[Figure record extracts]
▽

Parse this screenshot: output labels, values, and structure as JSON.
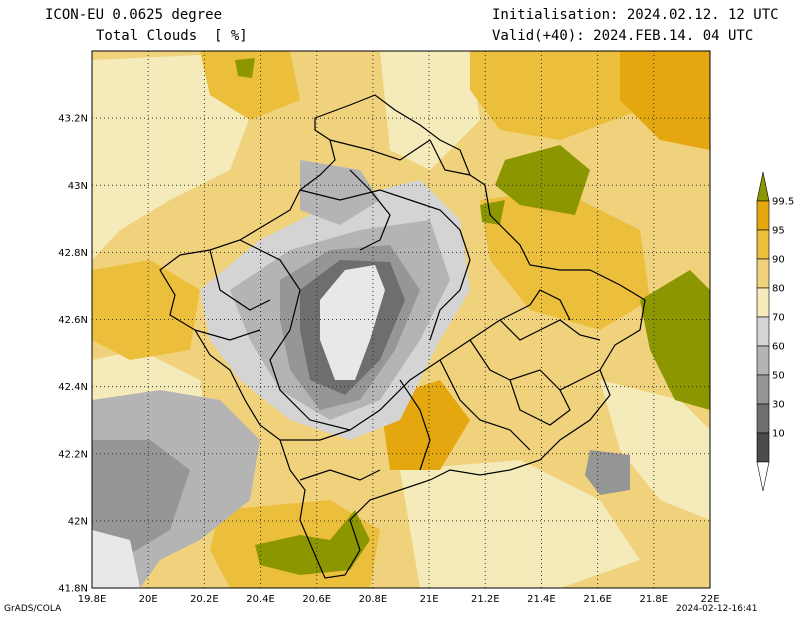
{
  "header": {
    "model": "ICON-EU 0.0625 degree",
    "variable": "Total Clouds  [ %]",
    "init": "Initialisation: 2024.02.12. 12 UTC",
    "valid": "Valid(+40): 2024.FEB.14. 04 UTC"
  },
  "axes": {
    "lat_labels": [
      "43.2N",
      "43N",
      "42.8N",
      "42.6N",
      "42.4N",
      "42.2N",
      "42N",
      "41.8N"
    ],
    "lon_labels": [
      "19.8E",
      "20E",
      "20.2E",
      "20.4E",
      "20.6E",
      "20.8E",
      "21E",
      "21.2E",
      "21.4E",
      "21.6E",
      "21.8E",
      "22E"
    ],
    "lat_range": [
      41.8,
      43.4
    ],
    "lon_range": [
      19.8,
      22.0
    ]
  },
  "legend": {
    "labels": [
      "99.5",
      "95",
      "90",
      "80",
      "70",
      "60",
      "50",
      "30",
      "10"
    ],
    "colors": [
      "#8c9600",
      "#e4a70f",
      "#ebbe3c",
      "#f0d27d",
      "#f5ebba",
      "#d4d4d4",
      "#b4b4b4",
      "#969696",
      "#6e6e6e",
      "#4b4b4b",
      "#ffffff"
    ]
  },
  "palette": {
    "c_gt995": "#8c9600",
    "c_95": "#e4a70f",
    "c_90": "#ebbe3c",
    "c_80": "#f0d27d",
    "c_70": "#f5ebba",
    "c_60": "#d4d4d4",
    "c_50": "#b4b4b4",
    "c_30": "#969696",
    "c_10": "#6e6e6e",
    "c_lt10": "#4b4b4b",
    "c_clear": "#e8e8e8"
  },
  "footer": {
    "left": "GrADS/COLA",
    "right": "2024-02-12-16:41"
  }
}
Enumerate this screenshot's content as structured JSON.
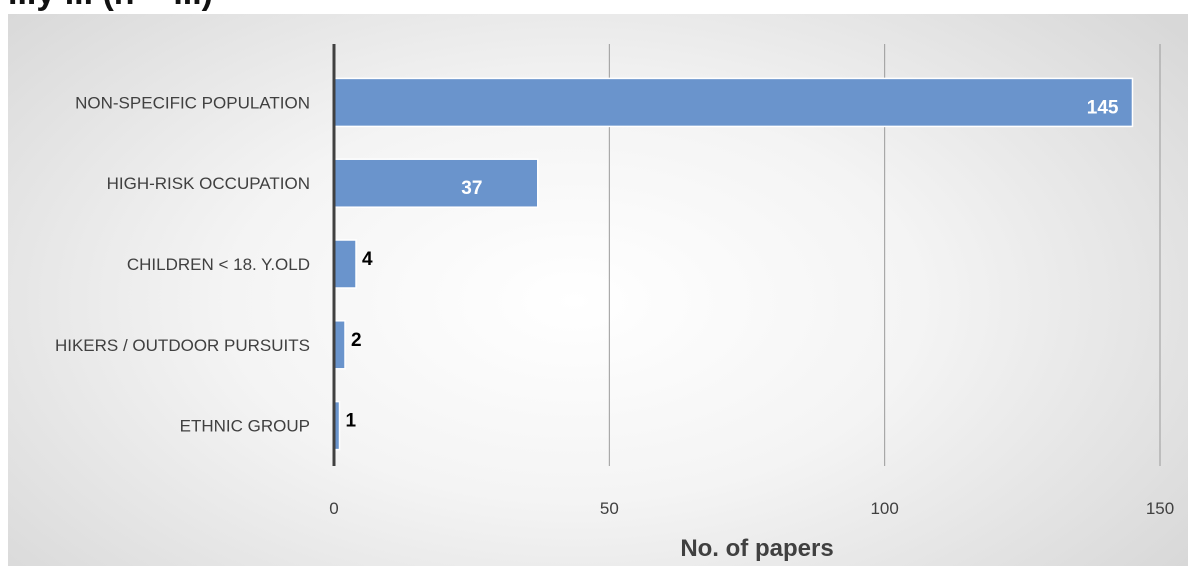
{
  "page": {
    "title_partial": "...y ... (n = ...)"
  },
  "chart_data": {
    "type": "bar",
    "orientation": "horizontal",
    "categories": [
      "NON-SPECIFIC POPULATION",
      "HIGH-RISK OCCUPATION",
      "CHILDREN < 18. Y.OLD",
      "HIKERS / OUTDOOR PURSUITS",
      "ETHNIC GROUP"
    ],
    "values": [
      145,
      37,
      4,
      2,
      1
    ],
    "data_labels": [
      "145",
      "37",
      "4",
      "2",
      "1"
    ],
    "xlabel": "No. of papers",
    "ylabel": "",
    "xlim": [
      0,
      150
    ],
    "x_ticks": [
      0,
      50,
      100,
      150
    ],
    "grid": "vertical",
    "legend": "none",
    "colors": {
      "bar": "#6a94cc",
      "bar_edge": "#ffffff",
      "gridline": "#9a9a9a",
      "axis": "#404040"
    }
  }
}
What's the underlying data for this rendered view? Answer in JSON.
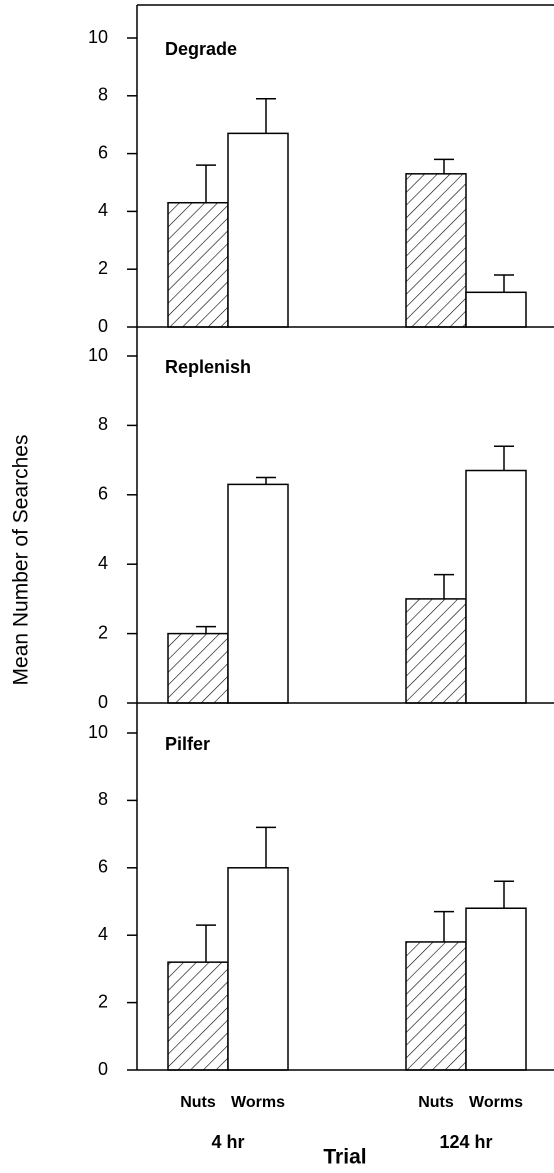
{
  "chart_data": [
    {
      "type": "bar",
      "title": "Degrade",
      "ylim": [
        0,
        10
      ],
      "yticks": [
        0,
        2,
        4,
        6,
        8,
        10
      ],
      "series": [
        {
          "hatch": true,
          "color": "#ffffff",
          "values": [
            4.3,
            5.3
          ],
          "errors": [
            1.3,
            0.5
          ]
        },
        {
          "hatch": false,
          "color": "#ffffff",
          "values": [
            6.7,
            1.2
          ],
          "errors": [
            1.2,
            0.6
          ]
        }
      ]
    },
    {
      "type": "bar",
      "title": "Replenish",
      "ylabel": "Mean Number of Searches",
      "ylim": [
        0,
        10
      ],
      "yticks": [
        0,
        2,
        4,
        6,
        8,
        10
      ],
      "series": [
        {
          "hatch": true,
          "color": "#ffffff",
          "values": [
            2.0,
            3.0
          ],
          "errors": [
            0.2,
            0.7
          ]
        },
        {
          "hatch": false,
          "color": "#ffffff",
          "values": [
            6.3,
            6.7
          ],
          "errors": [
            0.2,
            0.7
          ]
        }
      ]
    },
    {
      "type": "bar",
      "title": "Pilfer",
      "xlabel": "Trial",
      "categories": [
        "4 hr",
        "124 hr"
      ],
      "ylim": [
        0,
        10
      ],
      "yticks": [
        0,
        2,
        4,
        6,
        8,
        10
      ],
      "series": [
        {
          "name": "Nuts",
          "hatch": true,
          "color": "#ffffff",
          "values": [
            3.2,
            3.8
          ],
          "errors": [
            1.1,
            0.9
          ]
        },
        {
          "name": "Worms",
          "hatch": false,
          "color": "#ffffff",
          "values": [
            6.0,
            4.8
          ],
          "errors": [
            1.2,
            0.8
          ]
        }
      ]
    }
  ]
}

△

--- Aim ---
Make an exact copy of every record, pictures excluded.

--- Solution for this problem ---
Parse this screenshot: output labels, values, and structure as JSON.
{
  "header": {
    "model": "ICON-EU 0.0625 degree",
    "variable": "Total Clouds  [ %]",
    "init": "Initialisation: 2024.02.12. 12 UTC",
    "valid": "Valid(+40): 2024.FEB.14. 04 UTC"
  },
  "axes": {
    "lat_labels": [
      "43.2N",
      "43N",
      "42.8N",
      "42.6N",
      "42.4N",
      "42.2N",
      "42N",
      "41.8N"
    ],
    "lon_labels": [
      "19.8E",
      "20E",
      "20.2E",
      "20.4E",
      "20.6E",
      "20.8E",
      "21E",
      "21.2E",
      "21.4E",
      "21.6E",
      "21.8E",
      "22E"
    ],
    "lat_range": [
      41.8,
      43.4
    ],
    "lon_range": [
      19.8,
      22.0
    ]
  },
  "legend": {
    "labels": [
      "99.5",
      "95",
      "90",
      "80",
      "70",
      "60",
      "50",
      "30",
      "10"
    ],
    "colors": [
      "#8c9600",
      "#e4a70f",
      "#ebbe3c",
      "#f0d27d",
      "#f5ebba",
      "#d4d4d4",
      "#b4b4b4",
      "#969696",
      "#6e6e6e",
      "#4b4b4b",
      "#ffffff"
    ]
  },
  "palette": {
    "c_gt995": "#8c9600",
    "c_95": "#e4a70f",
    "c_90": "#ebbe3c",
    "c_80": "#f0d27d",
    "c_70": "#f5ebba",
    "c_60": "#d4d4d4",
    "c_50": "#b4b4b4",
    "c_30": "#969696",
    "c_10": "#6e6e6e",
    "c_lt10": "#4b4b4b",
    "c_clear": "#e8e8e8"
  },
  "footer": {
    "left": "GrADS/COLA",
    "right": "2024-02-12-16:41"
  }
}
Enumerate this screenshot's content as structured JSON.
{
  "page": {
    "title_partial": "...y ... (n = ...)"
  },
  "chart_data": {
    "type": "bar",
    "orientation": "horizontal",
    "categories": [
      "NON-SPECIFIC POPULATION",
      "HIGH-RISK OCCUPATION",
      "CHILDREN < 18. Y.OLD",
      "HIKERS / OUTDOOR PURSUITS",
      "ETHNIC GROUP"
    ],
    "values": [
      145,
      37,
      4,
      2,
      1
    ],
    "data_labels": [
      "145",
      "37",
      "4",
      "2",
      "1"
    ],
    "xlabel": "No. of papers",
    "ylabel": "",
    "xlim": [
      0,
      150
    ],
    "x_ticks": [
      0,
      50,
      100,
      150
    ],
    "grid": "vertical",
    "legend": "none",
    "colors": {
      "bar": "#6a94cc",
      "bar_edge": "#ffffff",
      "gridline": "#9a9a9a",
      "axis": "#404040"
    }
  }
}
What's the underlying data for this rendered view? Answer in JSON.
{
  "chart_data": [
    {
      "type": "bar",
      "title": "Degrade",
      "ylim": [
        0,
        10
      ],
      "yticks": [
        0,
        2,
        4,
        6,
        8,
        10
      ],
      "series": [
        {
          "hatch": true,
          "color": "#ffffff",
          "values": [
            4.3,
            5.3
          ],
          "errors": [
            1.3,
            0.5
          ]
        },
        {
          "hatch": false,
          "color": "#ffffff",
          "values": [
            6.7,
            1.2
          ],
          "errors": [
            1.2,
            0.6
          ]
        }
      ]
    },
    {
      "type": "bar",
      "title": "Replenish",
      "ylabel": "Mean Number of Searches",
      "ylim": [
        0,
        10
      ],
      "yticks": [
        0,
        2,
        4,
        6,
        8,
        10
      ],
      "series": [
        {
          "hatch": true,
          "color": "#ffffff",
          "values": [
            2.0,
            3.0
          ],
          "errors": [
            0.2,
            0.7
          ]
        },
        {
          "hatch": false,
          "color": "#ffffff",
          "values": [
            6.3,
            6.7
          ],
          "errors": [
            0.2,
            0.7
          ]
        }
      ]
    },
    {
      "type": "bar",
      "title": "Pilfer",
      "xlabel": "Trial",
      "categories": [
        "4 hr",
        "124 hr"
      ],
      "ylim": [
        0,
        10
      ],
      "yticks": [
        0,
        2,
        4,
        6,
        8,
        10
      ],
      "series": [
        {
          "name": "Nuts",
          "hatch": true,
          "color": "#ffffff",
          "values": [
            3.2,
            3.8
          ],
          "errors": [
            1.1,
            0.9
          ]
        },
        {
          "name": "Worms",
          "hatch": false,
          "color": "#ffffff",
          "values": [
            6.0,
            4.8
          ],
          "errors": [
            1.2,
            0.8
          ]
        }
      ]
    }
  ]
}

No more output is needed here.